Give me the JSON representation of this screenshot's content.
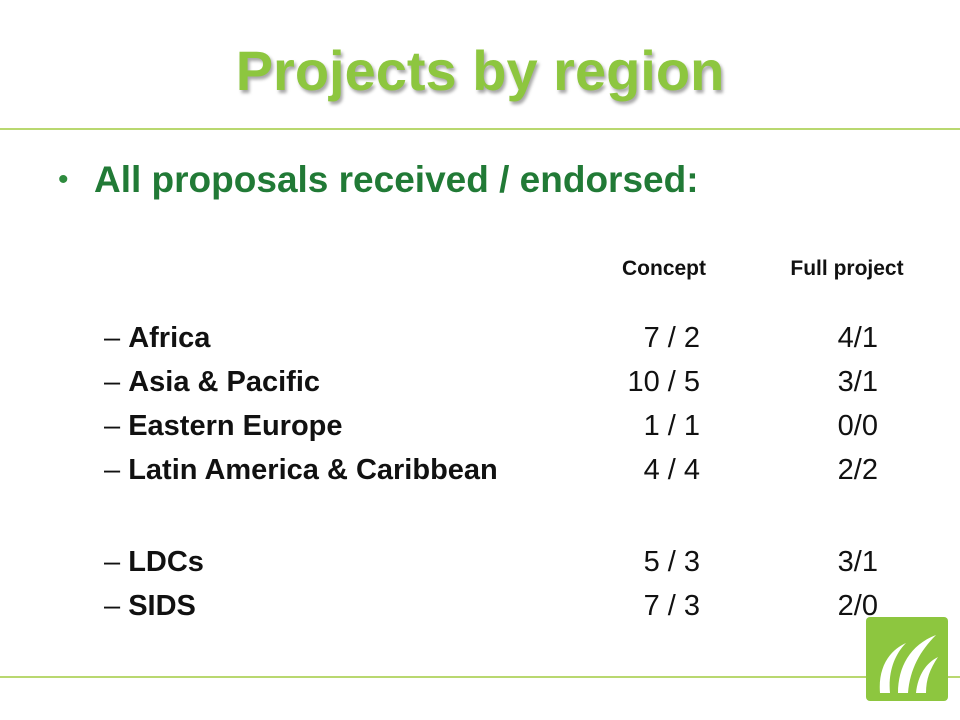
{
  "header": {
    "title": "Projects by region"
  },
  "bullet": "All proposals received / endorsed:",
  "table": {
    "columns": [
      "Concept",
      "Full project"
    ],
    "groups": [
      [
        [
          "Africa",
          "7 / 2",
          "4/1"
        ],
        [
          "Asia & Pacific",
          "10 / 5",
          "3/1"
        ],
        [
          "Eastern Europe",
          "1 / 1",
          "0/0"
        ],
        [
          "Latin America & Caribbean",
          "4 / 4",
          "2/2"
        ]
      ],
      [
        [
          "LDCs",
          "5 / 3",
          "3/1"
        ],
        [
          "SIDS",
          "7 / 3",
          "2/0"
        ]
      ]
    ]
  }
}
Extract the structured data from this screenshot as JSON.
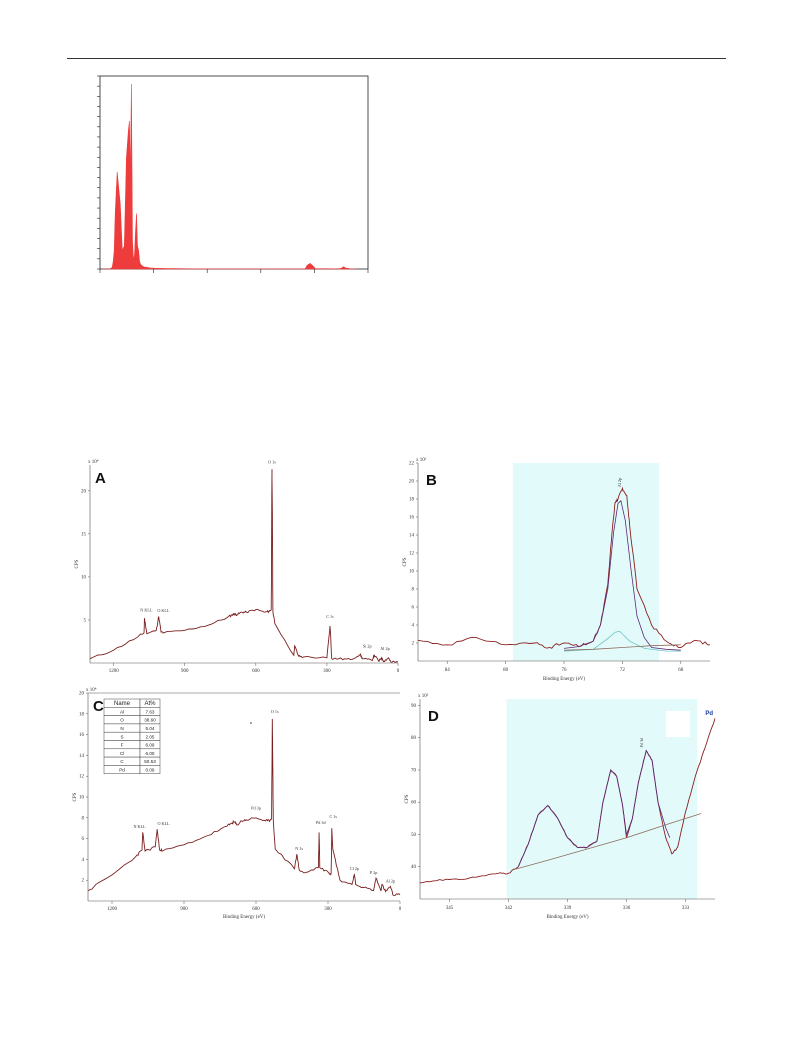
{
  "figure_top": {
    "chart_data": {
      "type": "area",
      "color": "#ee3c3c",
      "x": [
        0.0,
        0.05,
        0.08,
        0.1,
        0.11,
        0.12,
        0.13,
        0.15,
        0.18,
        0.2,
        0.22,
        0.24,
        0.26,
        0.27,
        0.28,
        0.29,
        0.3,
        0.31,
        0.32,
        0.33,
        0.34,
        0.35,
        0.36,
        0.37,
        0.38,
        0.4,
        0.42,
        0.44,
        0.45,
        0.46,
        0.47,
        0.48,
        0.5,
        0.52,
        0.55,
        0.6,
        0.65,
        0.7,
        0.8,
        0.9,
        1.0,
        1.1,
        1.2,
        1.3,
        1.4,
        1.5,
        1.6,
        1.7,
        1.8,
        1.9,
        2.0,
        2.02,
        2.05,
        2.08,
        2.1,
        2.2,
        2.3,
        2.35,
        2.38,
        2.4,
        2.45,
        2.5
      ],
      "values": [
        0,
        0,
        0,
        2,
        8,
        20,
        60,
        105,
        70,
        20,
        25,
        120,
        150,
        160,
        100,
        200,
        30,
        10,
        15,
        40,
        60,
        25,
        20,
        8,
        5,
        3,
        2,
        2,
        1.5,
        1.5,
        1,
        1,
        1,
        0.8,
        0.8,
        0.6,
        0.5,
        0.4,
        0.3,
        0.2,
        0.2,
        0.15,
        0.1,
        0.1,
        0.1,
        0.1,
        0.1,
        0.1,
        0.1,
        0.1,
        0.1,
        4,
        6,
        3,
        0.5,
        0.3,
        0.2,
        0.4,
        2.5,
        1,
        0.2,
        0
      ]
    }
  },
  "panel_A": {
    "letter": "A",
    "y_multiplier": "x 10⁴",
    "y_axis_label": "CPS",
    "chart_data": {
      "type": "line",
      "x_reversed": true,
      "xlim": [
        1300,
        0
      ],
      "ylim": [
        0,
        23
      ],
      "x_ticks": [
        "1200",
        "900",
        "600",
        "300",
        "0"
      ],
      "y_ticks": [
        "5",
        "10",
        "15",
        "20",
        "25"
      ],
      "series": [
        {
          "x": [
            1300,
            1200,
            1100,
            1072,
            1070,
            1060,
            1020,
            1010,
            1000,
            990,
            900,
            800,
            720,
            700,
            690,
            680,
            660,
            640,
            600,
            560,
            545,
            535,
            532,
            530,
            528,
            520,
            440,
            436,
            420,
            400,
            300,
            287,
            284,
            280,
            250,
            200,
            160,
            150,
            110,
            100,
            80,
            70,
            60,
            40,
            30,
            0
          ],
          "y": [
            0.5,
            1.5,
            3,
            3.5,
            5.2,
            3.4,
            3.8,
            5.4,
            3.6,
            3.5,
            3.8,
            4.4,
            5.3,
            5.6,
            5.7,
            5.6,
            5.9,
            5.9,
            6.2,
            5.9,
            6.0,
            6.2,
            22.5,
            16,
            6.0,
            4.6,
            0.9,
            2.0,
            0.8,
            0.7,
            0.6,
            4.3,
            3.0,
            0.5,
            0.5,
            0.4,
            1.0,
            0.5,
            0.3,
            0.9,
            0.2,
            0.6,
            0.2,
            0.6,
            0.1,
            0.1
          ]
        }
      ]
    },
    "peak_labels": [
      "O 1s",
      "N KLL",
      "O KLL",
      "C 1s",
      "Si 2p",
      "Al 2p"
    ]
  },
  "panel_B": {
    "letter": "B",
    "y_multiplier": "x 10³",
    "y_axis_label": "CPS",
    "x_axis_label": "Binding Energy (eV)",
    "peak_label": "Al 2p",
    "chart_data": {
      "type": "line",
      "x_reversed": true,
      "xlim": [
        86,
        66
      ],
      "ylim": [
        0,
        22
      ],
      "x_ticks": [
        "84",
        "80",
        "76",
        "72",
        "68"
      ],
      "y_ticks": [
        "2",
        "4",
        "6",
        "8",
        "10",
        "12",
        "14",
        "16",
        "18",
        "20",
        "22"
      ],
      "series": [
        {
          "name": "raw",
          "x": [
            86,
            84,
            82,
            80,
            78,
            77,
            76,
            75,
            74,
            73.5,
            73,
            72.7,
            72.5,
            72.3,
            72,
            71.7,
            71.5,
            71,
            70,
            69,
            68,
            67,
            66
          ],
          "y": [
            2.3,
            1.8,
            2.6,
            1.8,
            2.0,
            1.5,
            2.0,
            1.6,
            2.2,
            4.0,
            8.5,
            14.5,
            17.6,
            18.0,
            19.2,
            18.4,
            15.0,
            8,
            4,
            2.2,
            1.5,
            2.3,
            1.8
          ]
        },
        {
          "name": "fit",
          "x": [
            76,
            75,
            74,
            73.5,
            73,
            72.6,
            72.3,
            72.1,
            71.8,
            71.4,
            71,
            70.5,
            70,
            69,
            68
          ],
          "y": [
            1.4,
            1.6,
            2.2,
            4,
            8,
            14.3,
            17.5,
            17.8,
            15.6,
            10,
            5,
            2.6,
            1.5,
            1.3,
            1.2
          ]
        },
        {
          "name": "component",
          "x": [
            76,
            74,
            73,
            72.5,
            72.2,
            72,
            71.5,
            70.5,
            69,
            68
          ],
          "y": [
            1.1,
            1.3,
            2.5,
            3.2,
            3.3,
            3.0,
            2.2,
            1.4,
            1.1,
            1.1
          ]
        },
        {
          "name": "background",
          "x": [
            76,
            74,
            72,
            70,
            68
          ],
          "y": [
            1.2,
            1.3,
            1.5,
            1.7,
            1.8
          ]
        }
      ]
    }
  },
  "panel_C": {
    "letter": "C",
    "y_multiplier": "x 10⁴",
    "y_axis_label": "CPS",
    "x_axis_label": "Binding Energy (eV)",
    "table": {
      "headers": [
        "Name",
        "At%"
      ],
      "rows": [
        [
          "Al",
          "7.63"
        ],
        [
          "O",
          "38.60"
        ],
        [
          "N",
          "5.04"
        ],
        [
          "S",
          "2.05"
        ],
        [
          "F",
          "6.09"
        ],
        [
          "Cl",
          "6.00"
        ],
        [
          "C",
          "50.53"
        ],
        [
          "Pd",
          "0.09"
        ]
      ]
    },
    "chart_data": {
      "type": "line",
      "x_reversed": true,
      "xlim": [
        1300,
        0
      ],
      "ylim": [
        0,
        20
      ],
      "x_ticks": [
        "1200",
        "900",
        "600",
        "300",
        "0"
      ],
      "y_ticks": [
        "2",
        "4",
        "6",
        "8",
        "10",
        "12",
        "14",
        "16",
        "18",
        "20"
      ],
      "series": [
        {
          "x": [
            1300,
            1200,
            1100,
            1075,
            1072,
            1062,
            1020,
            1012,
            1002,
            990,
            900,
            800,
            720,
            700,
            690,
            680,
            660,
            640,
            600,
            560,
            545,
            535,
            532,
            530,
            528,
            520,
            440,
            430,
            420,
            400,
            340,
            337,
            334,
            300,
            287,
            284,
            280,
            250,
            200,
            190,
            185,
            150,
            110,
            100,
            80,
            75,
            60,
            40,
            30,
            0
          ],
          "y": [
            1,
            2.5,
            4.3,
            4.9,
            6.6,
            4.8,
            5.2,
            6.9,
            5.0,
            4.8,
            5.4,
            6.3,
            7.2,
            7.5,
            7.6,
            7.3,
            7.7,
            7.8,
            8.0,
            7.7,
            7.7,
            8.0,
            17.5,
            13,
            7.7,
            5.0,
            3.1,
            4.5,
            3.0,
            2.7,
            3.2,
            6.6,
            3.2,
            2.8,
            2.6,
            7.0,
            5.0,
            2.0,
            1.6,
            2.6,
            1.6,
            1.3,
            1.0,
            2.2,
            1.0,
            1.6,
            0.9,
            1.4,
            0.6,
            0.6
          ]
        }
      ]
    },
    "peak_labels": [
      "O 1s",
      "Pd 3p",
      "Pd 3d",
      "C 1s",
      "N KLL",
      "O KLL",
      "N 1s",
      "Cl 2p",
      "P 2p",
      "Al 2p"
    ]
  },
  "panel_D": {
    "letter": "D",
    "y_multiplier": "x 10²",
    "y_axis_label": "CPS",
    "x_axis_label": "Binding Energy (eV)",
    "corner_label": "Pd",
    "peak_label": "Pd 3d",
    "chart_data": {
      "type": "line",
      "x_reversed": true,
      "xlim": [
        346.5,
        331.5
      ],
      "ylim": [
        30,
        92
      ],
      "x_ticks": [
        "345",
        "342",
        "339",
        "336",
        "333"
      ],
      "y_ticks": [
        "40",
        "50",
        "60",
        "70",
        "80",
        "90"
      ],
      "series": [
        {
          "name": "raw",
          "x": [
            346.5,
            345.5,
            344.5,
            343.5,
            342.5,
            342,
            341.5,
            341,
            340.5,
            340,
            339.5,
            339,
            338.5,
            338,
            337.5,
            337.2,
            336.8,
            336.5,
            336.2,
            336,
            335.7,
            335.4,
            335,
            334.7,
            334.4,
            334,
            333.7,
            333.4,
            333,
            332.5,
            332,
            331.5
          ],
          "y": [
            35,
            36,
            36,
            37,
            38,
            38,
            40,
            47,
            56,
            59,
            55,
            49,
            46,
            46,
            48,
            60,
            70,
            68,
            59,
            49,
            55,
            66,
            76,
            73,
            60,
            49,
            44,
            46,
            57,
            68,
            77,
            86
          ]
        },
        {
          "name": "fit",
          "x": [
            341.5,
            341,
            340.5,
            340,
            339.5,
            339,
            338.5,
            338,
            337.5,
            337.2,
            336.8,
            336.5,
            336.2,
            336,
            335.7,
            335.4,
            335,
            334.7,
            334.4,
            334,
            333.8
          ],
          "y": [
            40,
            47,
            56,
            59,
            55,
            49,
            46,
            46,
            48,
            60,
            70,
            68,
            59,
            50,
            55,
            66,
            76,
            73,
            60,
            52,
            49
          ]
        },
        {
          "name": "background",
          "x": [
            341.8,
            340,
            338,
            336,
            334,
            332.2
          ],
          "y": [
            39,
            42,
            45.5,
            49,
            53,
            56.5
          ]
        }
      ]
    }
  }
}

● Task to complete: Find each line holding the word "this" and copy it.

● The answer:
Give me the JSON representation of this screenshot's content.
Extract the structured data from this screenshot as JSON.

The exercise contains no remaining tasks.